* [DATA FOR THIS TASK]:

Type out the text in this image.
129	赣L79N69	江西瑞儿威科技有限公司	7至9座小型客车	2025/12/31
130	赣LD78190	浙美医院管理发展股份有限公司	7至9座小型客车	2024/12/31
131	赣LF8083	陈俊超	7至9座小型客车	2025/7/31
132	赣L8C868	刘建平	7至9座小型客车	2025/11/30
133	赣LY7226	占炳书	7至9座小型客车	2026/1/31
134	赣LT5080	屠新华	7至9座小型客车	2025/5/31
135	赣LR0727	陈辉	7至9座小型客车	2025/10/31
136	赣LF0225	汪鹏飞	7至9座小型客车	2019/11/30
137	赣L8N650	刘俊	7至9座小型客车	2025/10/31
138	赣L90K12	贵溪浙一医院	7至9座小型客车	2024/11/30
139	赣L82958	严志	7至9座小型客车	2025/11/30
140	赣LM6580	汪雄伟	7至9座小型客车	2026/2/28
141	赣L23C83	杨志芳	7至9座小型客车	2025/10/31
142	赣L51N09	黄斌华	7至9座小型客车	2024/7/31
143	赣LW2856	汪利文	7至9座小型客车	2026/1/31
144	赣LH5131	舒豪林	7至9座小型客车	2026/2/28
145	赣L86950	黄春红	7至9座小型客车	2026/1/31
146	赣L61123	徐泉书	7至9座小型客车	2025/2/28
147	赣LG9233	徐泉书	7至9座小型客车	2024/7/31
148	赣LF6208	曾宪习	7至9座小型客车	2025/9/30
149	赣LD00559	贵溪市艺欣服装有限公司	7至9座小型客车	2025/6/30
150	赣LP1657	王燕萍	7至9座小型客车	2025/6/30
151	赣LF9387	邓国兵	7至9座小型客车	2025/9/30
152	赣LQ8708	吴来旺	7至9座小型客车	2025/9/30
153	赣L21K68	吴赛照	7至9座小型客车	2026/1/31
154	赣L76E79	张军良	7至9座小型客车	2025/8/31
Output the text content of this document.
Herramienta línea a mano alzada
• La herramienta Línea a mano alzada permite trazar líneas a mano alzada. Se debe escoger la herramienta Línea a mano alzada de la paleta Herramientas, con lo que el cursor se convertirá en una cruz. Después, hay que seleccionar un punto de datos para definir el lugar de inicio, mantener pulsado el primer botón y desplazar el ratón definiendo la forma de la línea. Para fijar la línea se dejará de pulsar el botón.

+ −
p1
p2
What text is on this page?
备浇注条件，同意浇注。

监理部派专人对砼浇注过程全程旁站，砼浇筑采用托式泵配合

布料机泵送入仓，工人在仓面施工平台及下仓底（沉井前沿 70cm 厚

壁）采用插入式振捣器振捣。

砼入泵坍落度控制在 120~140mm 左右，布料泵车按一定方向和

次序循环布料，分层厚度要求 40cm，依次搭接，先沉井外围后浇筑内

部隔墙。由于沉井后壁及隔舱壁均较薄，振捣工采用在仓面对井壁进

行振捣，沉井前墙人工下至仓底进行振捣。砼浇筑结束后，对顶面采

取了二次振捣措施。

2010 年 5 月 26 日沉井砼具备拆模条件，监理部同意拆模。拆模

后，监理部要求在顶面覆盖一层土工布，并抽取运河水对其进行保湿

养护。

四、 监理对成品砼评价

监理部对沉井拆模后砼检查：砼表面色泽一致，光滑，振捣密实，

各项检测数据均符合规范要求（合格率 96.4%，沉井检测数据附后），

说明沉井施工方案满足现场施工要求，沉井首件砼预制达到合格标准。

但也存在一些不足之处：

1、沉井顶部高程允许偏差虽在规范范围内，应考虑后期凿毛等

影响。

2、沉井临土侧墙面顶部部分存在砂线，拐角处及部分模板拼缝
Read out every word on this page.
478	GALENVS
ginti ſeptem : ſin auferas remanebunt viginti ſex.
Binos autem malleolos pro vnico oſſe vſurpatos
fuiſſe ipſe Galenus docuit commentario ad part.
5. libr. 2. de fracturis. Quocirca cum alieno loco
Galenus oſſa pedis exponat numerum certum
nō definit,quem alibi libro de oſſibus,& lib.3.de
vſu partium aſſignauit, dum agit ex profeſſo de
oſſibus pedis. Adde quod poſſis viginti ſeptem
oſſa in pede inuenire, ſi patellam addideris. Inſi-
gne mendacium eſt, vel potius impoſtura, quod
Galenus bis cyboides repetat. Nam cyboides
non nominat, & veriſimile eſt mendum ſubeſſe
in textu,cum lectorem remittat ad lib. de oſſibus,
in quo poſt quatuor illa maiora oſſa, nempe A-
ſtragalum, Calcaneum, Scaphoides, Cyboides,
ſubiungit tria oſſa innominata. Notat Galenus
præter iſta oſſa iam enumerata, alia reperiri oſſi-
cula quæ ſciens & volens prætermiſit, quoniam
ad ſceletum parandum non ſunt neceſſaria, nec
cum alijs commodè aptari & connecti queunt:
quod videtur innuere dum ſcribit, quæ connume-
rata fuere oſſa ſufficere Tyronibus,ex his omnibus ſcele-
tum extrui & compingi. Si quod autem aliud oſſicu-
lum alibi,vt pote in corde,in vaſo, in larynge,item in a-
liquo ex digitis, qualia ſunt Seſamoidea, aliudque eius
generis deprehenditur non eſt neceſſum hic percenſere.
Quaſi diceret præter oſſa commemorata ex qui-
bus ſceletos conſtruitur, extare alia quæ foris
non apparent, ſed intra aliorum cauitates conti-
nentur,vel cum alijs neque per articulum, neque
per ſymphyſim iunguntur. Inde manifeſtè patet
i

* [TASK INSTRUCTIONS]:
Please set down the whole listing above without altering a single line.

* [THE SOLUTION]:
Type out the text in this image.
129	赣L79N69	江西瑞儿威科技有限公司	7至9座小型客车	2025/12/31
130	赣LD78190	浙美医院管理发展股份有限公司	7至9座小型客车	2024/12/31
131	赣LF8083	陈俊超	7至9座小型客车	2025/7/31
132	赣L8C868	刘建平	7至9座小型客车	2025/11/30
133	赣LY7226	占炳书	7至9座小型客车	2026/1/31
134	赣LT5080	屠新华	7至9座小型客车	2025/5/31
135	赣LR0727	陈辉	7至9座小型客车	2025/10/31
136	赣LF0225	汪鹏飞	7至9座小型客车	2019/11/30
137	赣L8N650	刘俊	7至9座小型客车	2025/10/31
138	赣L90K12	贵溪浙一医院	7至9座小型客车	2024/11/30
139	赣L82958	严志	7至9座小型客车	2025/11/30
140	赣LM6580	汪雄伟	7至9座小型客车	2026/2/28
141	赣L23C83	杨志芳	7至9座小型客车	2025/10/31
142	赣L51N09	黄斌华	7至9座小型客车	2024/7/31
143	赣LW2856	汪利文	7至9座小型客车	2026/1/31
144	赣LH5131	舒豪林	7至9座小型客车	2026/2/28
145	赣L86950	黄春红	7至9座小型客车	2026/1/31
146	赣L61123	徐泉书	7至9座小型客车	2025/2/28
147	赣LG9233	徐泉书	7至9座小型客车	2024/7/31
148	赣LF6208	曾宪习	7至9座小型客车	2025/9/30
149	赣LD00559	贵溪市艺欣服装有限公司	7至9座小型客车	2025/6/30
150	赣LP1657	王燕萍	7至9座小型客车	2025/6/30
151	赣LF9387	邓国兵	7至9座小型客车	2025/9/30
152	赣LQ8708	吴来旺	7至9座小型客车	2025/9/30
153	赣L21K68	吴赛照	7至9座小型客车	2026/1/31
154	赣L76E79	张军良	7至9座小型客车	2025/8/31
Output the text content of this document.
Herramienta línea a mano alzada
• La herramienta Línea a mano alzada permite trazar líneas a mano alzada. Se debe escoger la herramienta Línea a mano alzada de la paleta Herramientas, con lo que el cursor se convertirá en una cruz. Después, hay que seleccionar un punto de datos para definir el lugar de inicio, mantener pulsado el primer botón y desplazar el ratón definiendo la forma de la línea. Para fijar la línea se dejará de pulsar el botón.

+ −
p1
p2
What text is on this page?
备浇注条件，同意浇注。

监理部派专人对砼浇注过程全程旁站，砼浇筑采用托式泵配合

布料机泵送入仓，工人在仓面施工平台及下仓底（沉井前沿 70cm 厚

壁）采用插入式振捣器振捣。

砼入泵坍落度控制在 120~140mm 左右，布料泵车按一定方向和

次序循环布料，分层厚度要求 40cm，依次搭接，先沉井外围后浇筑内

部隔墙。由于沉井后壁及隔舱壁均较薄，振捣工采用在仓面对井壁进

行振捣，沉井前墙人工下至仓底进行振捣。砼浇筑结束后，对顶面采

取了二次振捣措施。

2010 年 5 月 26 日沉井砼具备拆模条件，监理部同意拆模。拆模

后，监理部要求在顶面覆盖一层土工布，并抽取运河水对其进行保湿

养护。

四、 监理对成品砼评价

监理部对沉井拆模后砼检查：砼表面色泽一致，光滑，振捣密实，

各项检测数据均符合规范要求（合格率 96.4%，沉井检测数据附后），

说明沉井施工方案满足现场施工要求，沉井首件砼预制达到合格标准。

但也存在一些不足之处：

1、沉井顶部高程允许偏差虽在规范范围内，应考虑后期凿毛等

影响。

2、沉井临土侧墙面顶部部分存在砂线，拐角处及部分模板拼缝
Read out every word on this page.
478	GALENVS
ginti ſeptem : ſin auferas remanebunt viginti ſex.
Binos autem malleolos pro vnico oſſe vſurpatos
fuiſſe ipſe Galenus docuit commentario ad part.
5. libr. 2. de fracturis. Quocirca cum alieno loco
Galenus oſſa pedis exponat numerum certum
nō definit,quem alibi libro de oſſibus,& lib.3.de
vſu partium aſſignauit, dum agit ex profeſſo de
oſſibus pedis. Adde quod poſſis viginti ſeptem
oſſa in pede inuenire, ſi patellam addideris. Inſi-
gne mendacium eſt, vel potius impoſtura, quod
Galenus bis cyboides repetat. Nam cyboides
non nominat, & veriſimile eſt mendum ſubeſſe
in textu,cum lectorem remittat ad lib. de oſſibus,
in quo poſt quatuor illa maiora oſſa, nempe A-
ſtragalum, Calcaneum, Scaphoides, Cyboides,
ſubiungit tria oſſa innominata. Notat Galenus
præter iſta oſſa iam enumerata, alia reperiri oſſi-
cula quæ ſciens & volens prætermiſit, quoniam
ad ſceletum parandum non ſunt neceſſaria, nec
cum alijs commodè aptari & connecti queunt:
quod videtur innuere dum ſcribit, quæ connume-
rata fuere oſſa ſufficere Tyronibus,ex his omnibus ſcele-
tum extrui & compingi. Si quod autem aliud oſſicu-
lum alibi,vt pote in corde,in vaſo, in larynge,item in a-
liquo ex digitis, qualia ſunt Seſamoidea, aliudque eius
generis deprehenditur non eſt neceſſum hic percenſere.
Quaſi diceret præter oſſa commemorata ex qui-
bus ſceletos conſtruitur, extare alia quæ foris
non apparent, ſed intra aliorum cauitates conti-
nentur,vel cum alijs neque per articulum, neque
per ſymphyſim iunguntur. Inde manifeſtè patet
i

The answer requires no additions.